● Excerpt provided
__________________________________________________
Manhattan District Court says no more cohibas

Most people think Cohiba cigars are made by Cuba or at least from original Cuban tobacco plants. Some say the tobacco for these premium cigars is smuggled into the country or that Cohiba cigars are brought into the U.S. through diplomatic back doors.

The truth is Cohíba was originally a private brand supplied exclusively to Fidel Castro and high-level officials in the Communist Party of Cuba. It was often given as a diplomatic gift, so says Wikpedia. Since Cohibas were not legally for sale in the U.S. it became a prized possession for those who could get their hands on one. In 1982 it was released for sale to the public, mostly in South America by Cubatobacco, a Cuban state owned company.

Meanwhile, some cats with lots on the ball realized Cubatobacco could not register the Cohiba name in the U.S. and appropriated the Cohiba name for their own company called General Cigar. Cubatobacco was left out in the cold since the embargo with Cuba prevented Cubatobacco from protecting it's brand name. Hence, there grew to be two Cohibas, one made in Cuba by Cubbatobacco and which undergoes an extra fermentation process. A second type of Cohiba is produced for General Cigar and is sold in the U.S.

If a decision by Manhattan Federal District Judge Robert Sweet is upheld, the Judge says there will be no more Cohibas made by General Cigar because it cannot continue using the Cohiba name. Instead, Cubatobacco has rights to the name under law known as the "famous marks doctrine", wherein a foreign company may retain the rights to it's trade mark even if it fails to register the name.
__________________________________________________
● Extracted data
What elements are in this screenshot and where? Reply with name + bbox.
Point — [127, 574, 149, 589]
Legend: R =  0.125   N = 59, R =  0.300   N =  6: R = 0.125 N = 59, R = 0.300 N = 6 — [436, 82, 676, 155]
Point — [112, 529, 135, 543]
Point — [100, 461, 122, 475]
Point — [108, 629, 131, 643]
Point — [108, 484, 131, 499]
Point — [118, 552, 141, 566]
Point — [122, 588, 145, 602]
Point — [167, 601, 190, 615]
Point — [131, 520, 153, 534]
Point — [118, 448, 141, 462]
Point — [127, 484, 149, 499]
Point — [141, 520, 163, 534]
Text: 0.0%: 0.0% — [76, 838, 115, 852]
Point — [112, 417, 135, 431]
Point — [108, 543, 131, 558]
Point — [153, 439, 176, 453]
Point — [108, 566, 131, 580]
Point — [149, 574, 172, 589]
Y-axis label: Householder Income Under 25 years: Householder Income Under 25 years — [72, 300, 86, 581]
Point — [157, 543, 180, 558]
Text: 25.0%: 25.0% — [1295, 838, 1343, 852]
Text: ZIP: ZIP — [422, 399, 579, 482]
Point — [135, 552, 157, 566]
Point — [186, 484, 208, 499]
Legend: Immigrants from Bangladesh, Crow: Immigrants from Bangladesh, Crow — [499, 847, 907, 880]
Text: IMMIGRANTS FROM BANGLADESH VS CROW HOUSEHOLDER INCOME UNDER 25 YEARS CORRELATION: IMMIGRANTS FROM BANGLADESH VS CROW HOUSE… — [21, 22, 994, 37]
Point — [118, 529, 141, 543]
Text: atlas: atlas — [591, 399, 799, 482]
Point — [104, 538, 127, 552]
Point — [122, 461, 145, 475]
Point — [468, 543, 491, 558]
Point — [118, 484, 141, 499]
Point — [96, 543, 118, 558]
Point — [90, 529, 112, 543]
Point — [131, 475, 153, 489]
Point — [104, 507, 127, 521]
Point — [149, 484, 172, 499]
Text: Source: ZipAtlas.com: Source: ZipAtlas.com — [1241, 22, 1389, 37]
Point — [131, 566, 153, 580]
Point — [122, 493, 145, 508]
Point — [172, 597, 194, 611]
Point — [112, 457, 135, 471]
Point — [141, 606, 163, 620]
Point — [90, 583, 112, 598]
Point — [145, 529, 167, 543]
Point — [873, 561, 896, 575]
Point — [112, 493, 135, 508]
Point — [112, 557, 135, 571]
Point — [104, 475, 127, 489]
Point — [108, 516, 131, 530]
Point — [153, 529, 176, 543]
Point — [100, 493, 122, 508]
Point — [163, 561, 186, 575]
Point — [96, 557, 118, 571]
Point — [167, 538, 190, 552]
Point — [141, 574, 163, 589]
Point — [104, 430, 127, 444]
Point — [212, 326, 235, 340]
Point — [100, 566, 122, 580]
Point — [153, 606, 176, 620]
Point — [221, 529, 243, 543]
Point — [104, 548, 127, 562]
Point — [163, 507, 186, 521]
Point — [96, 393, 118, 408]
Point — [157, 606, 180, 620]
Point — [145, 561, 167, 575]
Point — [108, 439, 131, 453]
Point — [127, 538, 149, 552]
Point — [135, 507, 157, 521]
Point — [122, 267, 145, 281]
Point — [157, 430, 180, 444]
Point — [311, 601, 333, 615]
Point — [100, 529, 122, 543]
__________________________________________________
● Problems to solve
1: Set down the stretch of the Cohiba cigar article from "Meanwhile, some cats" through "register the name.", copying it word for word.
2: Write the next part of the article on the Cohiba trademark dispute, picking up after its final sentence.

● Expected outputs
1:
Meanwhile, some cats with lots on the ball realized Cubatobacco could not register the Cohiba name in the U.S. and appropriated the Cohiba name for their own company called General Cigar. Cubatobacco was left out in the cold since the embargo with Cuba prevented Cubatobacco from protecting it's brand name. Hence, there grew to be two Cohibas, one made in Cuba by Cubbatobacco and which undergoes an extra fermentation process. A second type of Cohiba is produced for General Cigar and is sold in the U.S.

If a decision by Manhattan Federal District Judge Robert Sweet is upheld, the Judge says there will be no more Cohibas made by General Cigar because it cannot continue using the Cohiba name. Instead, Cubatobacco has rights to the name under law known as the "famous marks doctrine", wherein a foreign company may retain the rights to it's trade mark even if it fails to register the name.

2:
The "famous marks" doctrine was no doubt established through case law in order to protect trade marks of U.S. made products, since it is unfair to expect other nations to respect trademarks for U.S. products if the U.S. does not reciprocate. foreign trade marks which have not been registered since the same is expected of other countries regarding U.S. products.

Cigar aficionados who plan to buy the real Cohiba cigar made in Cuba should not hold their breath. While the court decision protects Cubatobacco's rights to the Cohiba name, it does nothing to assist the company import Cuban made Cohibas into the U.S. It is still illegal for US citizens to buy Cuban products no matter where they are found, including the infamous Cohiba cigar. However, the decision is a tiny step in Cuba's favor as the United States and Cuba rethink the wisdom of keeping Cuban products out of the hands of Americans, and American products outside the hands of Cubans.

The battle for the Cohiba name is not over yet. Judge Sweet stayed his order so that General Tobacco could appeal the decision, a likely event since the battle for the Cohiba name has been raging for 10 years.

Shakespeare said, a rose by any other name will smell as sweet, Cubatobacco says a cigar named Cohiba will never be as sweet as a Cohiba made in Cuba.